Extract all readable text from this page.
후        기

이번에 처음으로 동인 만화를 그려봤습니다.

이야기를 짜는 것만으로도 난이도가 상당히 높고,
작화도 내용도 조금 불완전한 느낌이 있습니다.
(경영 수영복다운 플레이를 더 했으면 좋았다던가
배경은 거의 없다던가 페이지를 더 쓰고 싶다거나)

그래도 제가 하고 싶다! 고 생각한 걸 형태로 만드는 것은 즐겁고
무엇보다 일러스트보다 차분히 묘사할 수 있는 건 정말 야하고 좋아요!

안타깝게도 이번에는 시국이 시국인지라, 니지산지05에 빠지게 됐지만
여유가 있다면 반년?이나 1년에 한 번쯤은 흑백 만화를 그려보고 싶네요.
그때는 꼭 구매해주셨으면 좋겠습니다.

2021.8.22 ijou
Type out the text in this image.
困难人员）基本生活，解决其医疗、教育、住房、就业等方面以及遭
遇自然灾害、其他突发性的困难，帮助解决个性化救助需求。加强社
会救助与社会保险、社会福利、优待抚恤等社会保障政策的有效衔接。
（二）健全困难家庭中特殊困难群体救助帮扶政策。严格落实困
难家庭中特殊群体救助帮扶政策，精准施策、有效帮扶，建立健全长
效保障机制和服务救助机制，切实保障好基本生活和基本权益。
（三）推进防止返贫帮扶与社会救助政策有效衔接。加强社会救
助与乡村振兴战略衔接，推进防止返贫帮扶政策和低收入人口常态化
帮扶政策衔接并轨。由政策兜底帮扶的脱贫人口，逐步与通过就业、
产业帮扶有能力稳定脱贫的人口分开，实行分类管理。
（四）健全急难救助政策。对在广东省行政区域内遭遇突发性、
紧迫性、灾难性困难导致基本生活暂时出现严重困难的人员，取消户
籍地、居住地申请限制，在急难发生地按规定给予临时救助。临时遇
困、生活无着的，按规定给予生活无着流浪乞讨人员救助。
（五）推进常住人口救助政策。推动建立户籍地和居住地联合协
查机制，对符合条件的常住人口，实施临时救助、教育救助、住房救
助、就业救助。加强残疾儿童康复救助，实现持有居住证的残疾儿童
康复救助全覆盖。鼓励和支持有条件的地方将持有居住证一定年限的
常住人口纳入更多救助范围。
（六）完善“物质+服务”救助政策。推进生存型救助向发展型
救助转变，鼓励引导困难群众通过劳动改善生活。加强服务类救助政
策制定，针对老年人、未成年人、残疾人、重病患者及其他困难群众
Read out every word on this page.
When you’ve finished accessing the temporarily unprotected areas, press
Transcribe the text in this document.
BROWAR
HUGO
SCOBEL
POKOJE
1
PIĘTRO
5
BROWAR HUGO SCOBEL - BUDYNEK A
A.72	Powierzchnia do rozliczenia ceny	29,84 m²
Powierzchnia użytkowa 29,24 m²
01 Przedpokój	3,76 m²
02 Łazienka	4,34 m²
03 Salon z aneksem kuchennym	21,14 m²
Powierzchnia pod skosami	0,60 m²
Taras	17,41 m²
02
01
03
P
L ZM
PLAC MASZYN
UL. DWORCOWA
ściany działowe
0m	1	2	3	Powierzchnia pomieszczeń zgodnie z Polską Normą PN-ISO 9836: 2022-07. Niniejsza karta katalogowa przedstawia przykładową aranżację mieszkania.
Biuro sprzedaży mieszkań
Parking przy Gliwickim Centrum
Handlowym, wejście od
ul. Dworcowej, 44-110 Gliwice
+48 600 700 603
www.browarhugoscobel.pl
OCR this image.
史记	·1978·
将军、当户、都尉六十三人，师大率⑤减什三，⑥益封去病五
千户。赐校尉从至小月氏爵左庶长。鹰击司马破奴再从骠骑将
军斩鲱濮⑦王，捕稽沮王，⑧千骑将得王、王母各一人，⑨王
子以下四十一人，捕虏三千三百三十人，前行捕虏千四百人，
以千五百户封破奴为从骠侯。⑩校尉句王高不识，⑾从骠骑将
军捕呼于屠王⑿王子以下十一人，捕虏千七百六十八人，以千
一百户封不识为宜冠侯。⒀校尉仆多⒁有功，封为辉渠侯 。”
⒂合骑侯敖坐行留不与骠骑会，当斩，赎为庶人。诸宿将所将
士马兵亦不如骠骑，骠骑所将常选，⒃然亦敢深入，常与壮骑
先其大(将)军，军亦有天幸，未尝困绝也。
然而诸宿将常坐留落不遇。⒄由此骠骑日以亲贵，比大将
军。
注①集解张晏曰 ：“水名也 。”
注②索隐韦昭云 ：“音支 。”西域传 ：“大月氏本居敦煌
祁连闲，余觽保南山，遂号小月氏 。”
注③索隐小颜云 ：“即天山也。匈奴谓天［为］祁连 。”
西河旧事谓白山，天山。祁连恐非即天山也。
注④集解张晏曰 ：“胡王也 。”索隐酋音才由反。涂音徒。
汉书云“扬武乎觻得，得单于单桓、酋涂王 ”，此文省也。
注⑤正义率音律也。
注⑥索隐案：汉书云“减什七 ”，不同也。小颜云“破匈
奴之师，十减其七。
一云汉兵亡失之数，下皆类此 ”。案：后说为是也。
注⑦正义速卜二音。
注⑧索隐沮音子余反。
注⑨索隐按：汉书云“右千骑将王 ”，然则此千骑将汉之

______________________________

__Task instructions__
Each line from the one with "Transcribe the text in this document." through the last line of the records must be written out word for word. Include nothing else.

__Result for this exercise__
Transcribe the text in this document.
BROWAR
HUGO
SCOBEL
POKOJE
1
PIĘTRO
5
BROWAR HUGO SCOBEL - BUDYNEK A
A.72	Powierzchnia do rozliczenia ceny	29,84 m²
Powierzchnia użytkowa 29,24 m²
01 Przedpokój	3,76 m²
02 Łazienka	4,34 m²
03 Salon z aneksem kuchennym	21,14 m²
Powierzchnia pod skosami	0,60 m²
Taras	17,41 m²
02
01
03
P
L ZM
PLAC MASZYN
UL. DWORCOWA
ściany działowe
0m	1	2	3	Powierzchnia pomieszczeń zgodnie z Polską Normą PN-ISO 9836: 2022-07. Niniejsza karta katalogowa przedstawia przykładową aranżację mieszkania.
Biuro sprzedaży mieszkań
Parking przy Gliwickim Centrum
Handlowym, wejście od
ul. Dworcowej, 44-110 Gliwice
+48 600 700 603
www.browarhugoscobel.pl
OCR this image.
史记	·1978·
将军、当户、都尉六十三人，师大率⑤减什三，⑥益封去病五
千户。赐校尉从至小月氏爵左庶长。鹰击司马破奴再从骠骑将
军斩鲱濮⑦王，捕稽沮王，⑧千骑将得王、王母各一人，⑨王
子以下四十一人，捕虏三千三百三十人，前行捕虏千四百人，
以千五百户封破奴为从骠侯。⑩校尉句王高不识，⑾从骠骑将
军捕呼于屠王⑿王子以下十一人，捕虏千七百六十八人，以千
一百户封不识为宜冠侯。⒀校尉仆多⒁有功，封为辉渠侯 。”
⒂合骑侯敖坐行留不与骠骑会，当斩，赎为庶人。诸宿将所将
士马兵亦不如骠骑，骠骑所将常选，⒃然亦敢深入，常与壮骑
先其大(将)军，军亦有天幸，未尝困绝也。
然而诸宿将常坐留落不遇。⒄由此骠骑日以亲贵，比大将
军。
注①集解张晏曰 ：“水名也 。”
注②索隐韦昭云 ：“音支 。”西域传 ：“大月氏本居敦煌
祁连闲，余觽保南山，遂号小月氏 。”
注③索隐小颜云 ：“即天山也。匈奴谓天［为］祁连 。”
西河旧事谓白山，天山。祁连恐非即天山也。
注④集解张晏曰 ：“胡王也 。”索隐酋音才由反。涂音徒。
汉书云“扬武乎觻得，得单于单桓、酋涂王 ”，此文省也。
注⑤正义率音律也。
注⑥索隐案：汉书云“减什七 ”，不同也。小颜云“破匈
奴之师，十减其七。
一云汉兵亡失之数，下皆类此 ”。案：后说为是也。
注⑦正义速卜二音。
注⑧索隐沮音子余反。
注⑨索隐按：汉书云“右千骑将王 ”，然则此千骑将汉之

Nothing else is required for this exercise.